Given data

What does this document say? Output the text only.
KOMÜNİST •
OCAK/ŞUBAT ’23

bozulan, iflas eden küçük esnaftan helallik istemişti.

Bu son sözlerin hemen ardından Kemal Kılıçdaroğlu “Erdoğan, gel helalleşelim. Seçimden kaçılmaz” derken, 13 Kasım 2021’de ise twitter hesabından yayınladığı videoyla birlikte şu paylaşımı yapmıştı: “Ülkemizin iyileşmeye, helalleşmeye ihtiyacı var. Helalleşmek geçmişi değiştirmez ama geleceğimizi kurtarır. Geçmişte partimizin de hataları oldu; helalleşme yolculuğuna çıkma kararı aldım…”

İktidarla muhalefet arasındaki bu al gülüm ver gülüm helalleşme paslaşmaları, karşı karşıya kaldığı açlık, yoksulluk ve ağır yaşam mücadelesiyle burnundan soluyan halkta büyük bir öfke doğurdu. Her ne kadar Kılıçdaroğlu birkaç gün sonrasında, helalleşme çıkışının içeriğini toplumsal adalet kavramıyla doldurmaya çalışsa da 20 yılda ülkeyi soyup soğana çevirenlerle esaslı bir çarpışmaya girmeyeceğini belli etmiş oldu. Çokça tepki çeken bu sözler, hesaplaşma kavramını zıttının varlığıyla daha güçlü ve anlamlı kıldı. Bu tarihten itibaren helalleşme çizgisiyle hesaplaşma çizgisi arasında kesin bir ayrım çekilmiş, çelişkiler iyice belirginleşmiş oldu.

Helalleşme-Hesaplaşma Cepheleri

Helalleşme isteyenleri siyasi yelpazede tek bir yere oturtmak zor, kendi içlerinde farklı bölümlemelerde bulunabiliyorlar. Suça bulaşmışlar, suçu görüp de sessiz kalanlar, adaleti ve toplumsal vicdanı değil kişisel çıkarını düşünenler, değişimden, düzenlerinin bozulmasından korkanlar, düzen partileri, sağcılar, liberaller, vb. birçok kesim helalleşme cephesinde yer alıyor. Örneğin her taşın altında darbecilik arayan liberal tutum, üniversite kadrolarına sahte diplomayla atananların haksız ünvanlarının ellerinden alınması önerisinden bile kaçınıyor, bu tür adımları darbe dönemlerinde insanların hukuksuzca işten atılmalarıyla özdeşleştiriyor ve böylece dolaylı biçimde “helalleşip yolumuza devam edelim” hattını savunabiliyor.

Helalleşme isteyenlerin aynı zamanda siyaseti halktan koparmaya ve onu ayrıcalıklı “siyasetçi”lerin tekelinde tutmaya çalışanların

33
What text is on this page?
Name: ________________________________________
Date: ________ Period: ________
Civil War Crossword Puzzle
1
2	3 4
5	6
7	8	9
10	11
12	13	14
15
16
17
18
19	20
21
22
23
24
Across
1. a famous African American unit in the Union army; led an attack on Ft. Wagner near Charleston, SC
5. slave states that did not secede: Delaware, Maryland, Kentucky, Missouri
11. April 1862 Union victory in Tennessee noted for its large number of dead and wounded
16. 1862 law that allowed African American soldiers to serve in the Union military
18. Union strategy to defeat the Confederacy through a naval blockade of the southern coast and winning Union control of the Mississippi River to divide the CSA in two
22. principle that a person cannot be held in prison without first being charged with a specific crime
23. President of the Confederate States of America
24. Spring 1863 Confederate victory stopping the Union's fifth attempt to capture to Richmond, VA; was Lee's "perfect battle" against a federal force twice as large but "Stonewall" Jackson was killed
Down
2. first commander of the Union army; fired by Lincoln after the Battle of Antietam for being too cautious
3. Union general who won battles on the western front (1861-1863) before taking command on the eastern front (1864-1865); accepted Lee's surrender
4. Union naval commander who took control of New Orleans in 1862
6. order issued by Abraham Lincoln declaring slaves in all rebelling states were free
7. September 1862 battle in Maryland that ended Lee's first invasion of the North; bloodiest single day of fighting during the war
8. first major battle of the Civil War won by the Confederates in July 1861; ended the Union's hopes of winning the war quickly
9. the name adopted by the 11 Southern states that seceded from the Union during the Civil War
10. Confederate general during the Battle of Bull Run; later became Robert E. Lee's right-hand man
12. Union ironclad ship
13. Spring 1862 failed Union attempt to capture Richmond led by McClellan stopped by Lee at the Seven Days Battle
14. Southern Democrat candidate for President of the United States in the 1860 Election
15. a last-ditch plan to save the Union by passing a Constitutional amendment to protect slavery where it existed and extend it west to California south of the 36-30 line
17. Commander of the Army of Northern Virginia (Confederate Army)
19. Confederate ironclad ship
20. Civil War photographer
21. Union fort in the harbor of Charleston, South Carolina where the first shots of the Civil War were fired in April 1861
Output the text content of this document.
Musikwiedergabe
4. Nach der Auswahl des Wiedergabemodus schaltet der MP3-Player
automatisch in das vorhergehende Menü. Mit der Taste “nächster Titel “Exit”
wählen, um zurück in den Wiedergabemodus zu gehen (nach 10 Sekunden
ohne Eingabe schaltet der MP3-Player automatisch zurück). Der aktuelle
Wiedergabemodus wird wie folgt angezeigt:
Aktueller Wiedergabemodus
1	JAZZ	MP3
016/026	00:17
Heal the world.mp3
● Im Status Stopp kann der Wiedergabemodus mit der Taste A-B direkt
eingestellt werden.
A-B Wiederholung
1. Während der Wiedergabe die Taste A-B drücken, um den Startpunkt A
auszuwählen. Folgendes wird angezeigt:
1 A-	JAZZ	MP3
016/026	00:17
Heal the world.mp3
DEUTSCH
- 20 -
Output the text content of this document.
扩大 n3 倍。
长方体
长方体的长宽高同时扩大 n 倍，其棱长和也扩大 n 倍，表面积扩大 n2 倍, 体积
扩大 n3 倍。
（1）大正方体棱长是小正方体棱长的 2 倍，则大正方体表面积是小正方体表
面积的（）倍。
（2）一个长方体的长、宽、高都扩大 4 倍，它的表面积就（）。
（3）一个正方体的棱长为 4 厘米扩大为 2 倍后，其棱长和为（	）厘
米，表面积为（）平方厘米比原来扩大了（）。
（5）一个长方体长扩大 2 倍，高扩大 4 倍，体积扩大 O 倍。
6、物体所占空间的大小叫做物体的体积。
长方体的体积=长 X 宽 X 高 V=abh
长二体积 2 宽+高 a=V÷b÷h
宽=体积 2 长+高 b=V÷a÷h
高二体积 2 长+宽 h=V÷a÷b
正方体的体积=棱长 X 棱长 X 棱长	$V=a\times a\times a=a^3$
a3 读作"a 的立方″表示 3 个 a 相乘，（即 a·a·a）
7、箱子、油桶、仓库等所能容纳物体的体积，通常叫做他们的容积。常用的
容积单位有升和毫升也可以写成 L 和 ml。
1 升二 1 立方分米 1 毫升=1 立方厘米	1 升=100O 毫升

Written instruction
Write the data out again in full and exactly.

Reply to the task
What does this document say? Output the text only.
KOMÜNİST •
OCAK/ŞUBAT ’23

bozulan, iflas eden küçük esnaftan helallik istemişti.

Bu son sözlerin hemen ardından Kemal Kılıçdaroğlu “Erdoğan, gel helalleşelim. Seçimden kaçılmaz” derken, 13 Kasım 2021’de ise twitter hesabından yayınladığı videoyla birlikte şu paylaşımı yapmıştı: “Ülkemizin iyileşmeye, helalleşmeye ihtiyacı var. Helalleşmek geçmişi değiştirmez ama geleceğimizi kurtarır. Geçmişte partimizin de hataları oldu; helalleşme yolculuğuna çıkma kararı aldım…”

İktidarla muhalefet arasındaki bu al gülüm ver gülüm helalleşme paslaşmaları, karşı karşıya kaldığı açlık, yoksulluk ve ağır yaşam mücadelesiyle burnundan soluyan halkta büyük bir öfke doğurdu. Her ne kadar Kılıçdaroğlu birkaç gün sonrasında, helalleşme çıkışının içeriğini toplumsal adalet kavramıyla doldurmaya çalışsa da 20 yılda ülkeyi soyup soğana çevirenlerle esaslı bir çarpışmaya girmeyeceğini belli etmiş oldu. Çokça tepki çeken bu sözler, hesaplaşma kavramını zıttının varlığıyla daha güçlü ve anlamlı kıldı. Bu tarihten itibaren helalleşme çizgisiyle hesaplaşma çizgisi arasında kesin bir ayrım çekilmiş, çelişkiler iyice belirginleşmiş oldu.

Helalleşme-Hesaplaşma Cepheleri

Helalleşme isteyenleri siyasi yelpazede tek bir yere oturtmak zor, kendi içlerinde farklı bölümlemelerde bulunabiliyorlar. Suça bulaşmışlar, suçu görüp de sessiz kalanlar, adaleti ve toplumsal vicdanı değil kişisel çıkarını düşünenler, değişimden, düzenlerinin bozulmasından korkanlar, düzen partileri, sağcılar, liberaller, vb. birçok kesim helalleşme cephesinde yer alıyor. Örneğin her taşın altında darbecilik arayan liberal tutum, üniversite kadrolarına sahte diplomayla atananların haksız ünvanlarının ellerinden alınması önerisinden bile kaçınıyor, bu tür adımları darbe dönemlerinde insanların hukuksuzca işten atılmalarıyla özdeşleştiriyor ve böylece dolaylı biçimde “helalleşip yolumuza devam edelim” hattını savunabiliyor.

Helalleşme isteyenlerin aynı zamanda siyaseti halktan koparmaya ve onu ayrıcalıklı “siyasetçi”lerin tekelinde tutmaya çalışanların

33
What text is on this page?
Name: ________________________________________
Date: ________ Period: ________
Civil War Crossword Puzzle
1
2	3 4
5	6
7	8	9
10	11
12	13	14
15
16
17
18
19	20
21
22
23
24
Across
1. a famous African American unit in the Union army; led an attack on Ft. Wagner near Charleston, SC
5. slave states that did not secede: Delaware, Maryland, Kentucky, Missouri
11. April 1862 Union victory in Tennessee noted for its large number of dead and wounded
16. 1862 law that allowed African American soldiers to serve in the Union military
18. Union strategy to defeat the Confederacy through a naval blockade of the southern coast and winning Union control of the Mississippi River to divide the CSA in two
22. principle that a person cannot be held in prison without first being charged with a specific crime
23. President of the Confederate States of America
24. Spring 1863 Confederate victory stopping the Union's fifth attempt to capture to Richmond, VA; was Lee's "perfect battle" against a federal force twice as large but "Stonewall" Jackson was killed
Down
2. first commander of the Union army; fired by Lincoln after the Battle of Antietam for being too cautious
3. Union general who won battles on the western front (1861-1863) before taking command on the eastern front (1864-1865); accepted Lee's surrender
4. Union naval commander who took control of New Orleans in 1862
6. order issued by Abraham Lincoln declaring slaves in all rebelling states were free
7. September 1862 battle in Maryland that ended Lee's first invasion of the North; bloodiest single day of fighting during the war
8. first major battle of the Civil War won by the Confederates in July 1861; ended the Union's hopes of winning the war quickly
9. the name adopted by the 11 Southern states that seceded from the Union during the Civil War
10. Confederate general during the Battle of Bull Run; later became Robert E. Lee's right-hand man
12. Union ironclad ship
13. Spring 1862 failed Union attempt to capture Richmond led by McClellan stopped by Lee at the Seven Days Battle
14. Southern Democrat candidate for President of the United States in the 1860 Election
15. a last-ditch plan to save the Union by passing a Constitutional amendment to protect slavery where it existed and extend it west to California south of the 36-30 line
17. Commander of the Army of Northern Virginia (Confederate Army)
19. Confederate ironclad ship
20. Civil War photographer
21. Union fort in the harbor of Charleston, South Carolina where the first shots of the Civil War were fired in April 1861
Output the text content of this document.
Musikwiedergabe
4. Nach der Auswahl des Wiedergabemodus schaltet der MP3-Player
automatisch in das vorhergehende Menü. Mit der Taste “nächster Titel “Exit”
wählen, um zurück in den Wiedergabemodus zu gehen (nach 10 Sekunden
ohne Eingabe schaltet der MP3-Player automatisch zurück). Der aktuelle
Wiedergabemodus wird wie folgt angezeigt:
Aktueller Wiedergabemodus
1	JAZZ	MP3
016/026	00:17
Heal the world.mp3
● Im Status Stopp kann der Wiedergabemodus mit der Taste A-B direkt
eingestellt werden.
A-B Wiederholung
1. Während der Wiedergabe die Taste A-B drücken, um den Startpunkt A
auszuwählen. Folgendes wird angezeigt:
1 A-	JAZZ	MP3
016/026	00:17
Heal the world.mp3
DEUTSCH
- 20 -
Output the text content of this document.
扩大 n3 倍。
长方体
长方体的长宽高同时扩大 n 倍，其棱长和也扩大 n 倍，表面积扩大 n2 倍, 体积
扩大 n3 倍。
（1）大正方体棱长是小正方体棱长的 2 倍，则大正方体表面积是小正方体表
面积的（）倍。
（2）一个长方体的长、宽、高都扩大 4 倍，它的表面积就（）。
（3）一个正方体的棱长为 4 厘米扩大为 2 倍后，其棱长和为（	）厘
米，表面积为（）平方厘米比原来扩大了（）。
（5）一个长方体长扩大 2 倍，高扩大 4 倍，体积扩大 O 倍。
6、物体所占空间的大小叫做物体的体积。
长方体的体积=长 X 宽 X 高 V=abh
长二体积 2 宽+高 a=V÷b÷h
宽=体积 2 长+高 b=V÷a÷h
高二体积 2 长+宽 h=V÷a÷b
正方体的体积=棱长 X 棱长 X 棱长	$V=a\times a\times a=a^3$
a3 读作"a 的立方″表示 3 个 a 相乘，（即 a·a·a）
7、箱子、油桶、仓库等所能容纳物体的体积，通常叫做他们的容积。常用的
容积单位有升和毫升也可以写成 L 和 ml。
1 升二 1 立方分米 1 毫升=1 立方厘米	1 升=100O 毫升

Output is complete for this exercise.